▶ **THE PROBLEM**
Each entry below is to be transcribed exactly.

========================================

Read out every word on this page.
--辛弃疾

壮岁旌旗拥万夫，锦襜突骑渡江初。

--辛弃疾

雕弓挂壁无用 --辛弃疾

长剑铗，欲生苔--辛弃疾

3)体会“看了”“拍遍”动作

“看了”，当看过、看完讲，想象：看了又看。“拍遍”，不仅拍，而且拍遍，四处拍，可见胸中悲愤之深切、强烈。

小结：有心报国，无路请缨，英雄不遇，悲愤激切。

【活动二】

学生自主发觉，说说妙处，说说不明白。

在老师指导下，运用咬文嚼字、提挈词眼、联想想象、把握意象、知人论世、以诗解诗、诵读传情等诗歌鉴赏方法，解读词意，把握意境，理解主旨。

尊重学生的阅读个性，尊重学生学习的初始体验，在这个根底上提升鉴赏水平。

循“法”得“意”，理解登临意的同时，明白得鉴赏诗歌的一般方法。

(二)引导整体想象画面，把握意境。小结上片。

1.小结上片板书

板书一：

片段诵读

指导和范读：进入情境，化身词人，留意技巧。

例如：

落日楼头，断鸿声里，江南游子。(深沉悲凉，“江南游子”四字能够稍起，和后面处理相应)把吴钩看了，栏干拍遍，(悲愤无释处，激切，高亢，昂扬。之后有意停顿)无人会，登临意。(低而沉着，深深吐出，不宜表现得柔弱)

========================================

▶ **RESULT OF THIS EXERCISE**
Read out every word on this page.
--辛弃疾

壮岁旌旗拥万夫，锦襜突骑渡江初。

--辛弃疾

雕弓挂壁无用 --辛弃疾

长剑铗，欲生苔--辛弃疾

3)体会“看了”“拍遍”动作

“看了”，当看过、看完讲，想象：看了又看。“拍遍”，不仅拍，而且拍遍，四处拍，可见胸中悲愤之深切、强烈。

小结：有心报国，无路请缨，英雄不遇，悲愤激切。

【活动二】

学生自主发觉，说说妙处，说说不明白。

在老师指导下，运用咬文嚼字、提挈词眼、联想想象、把握意象、知人论世、以诗解诗、诵读传情等诗歌鉴赏方法，解读词意，把握意境，理解主旨。

尊重学生的阅读个性，尊重学生学习的初始体验，在这个根底上提升鉴赏水平。

循“法”得“意”，理解登临意的同时，明白得鉴赏诗歌的一般方法。

(二)引导整体想象画面，把握意境。小结上片。

1.小结上片板书

板书一：

片段诵读

指导和范读：进入情境，化身词人，留意技巧。

例如：

落日楼头，断鸿声里，江南游子。(深沉悲凉，“江南游子”四字能够稍起，和后面处理相应)把吴钩看了，栏干拍遍，(悲愤无释处，激切，高亢，昂扬。之后有意停顿)无人会，登临意。(低而沉着，深深吐出，不宜表现得柔弱)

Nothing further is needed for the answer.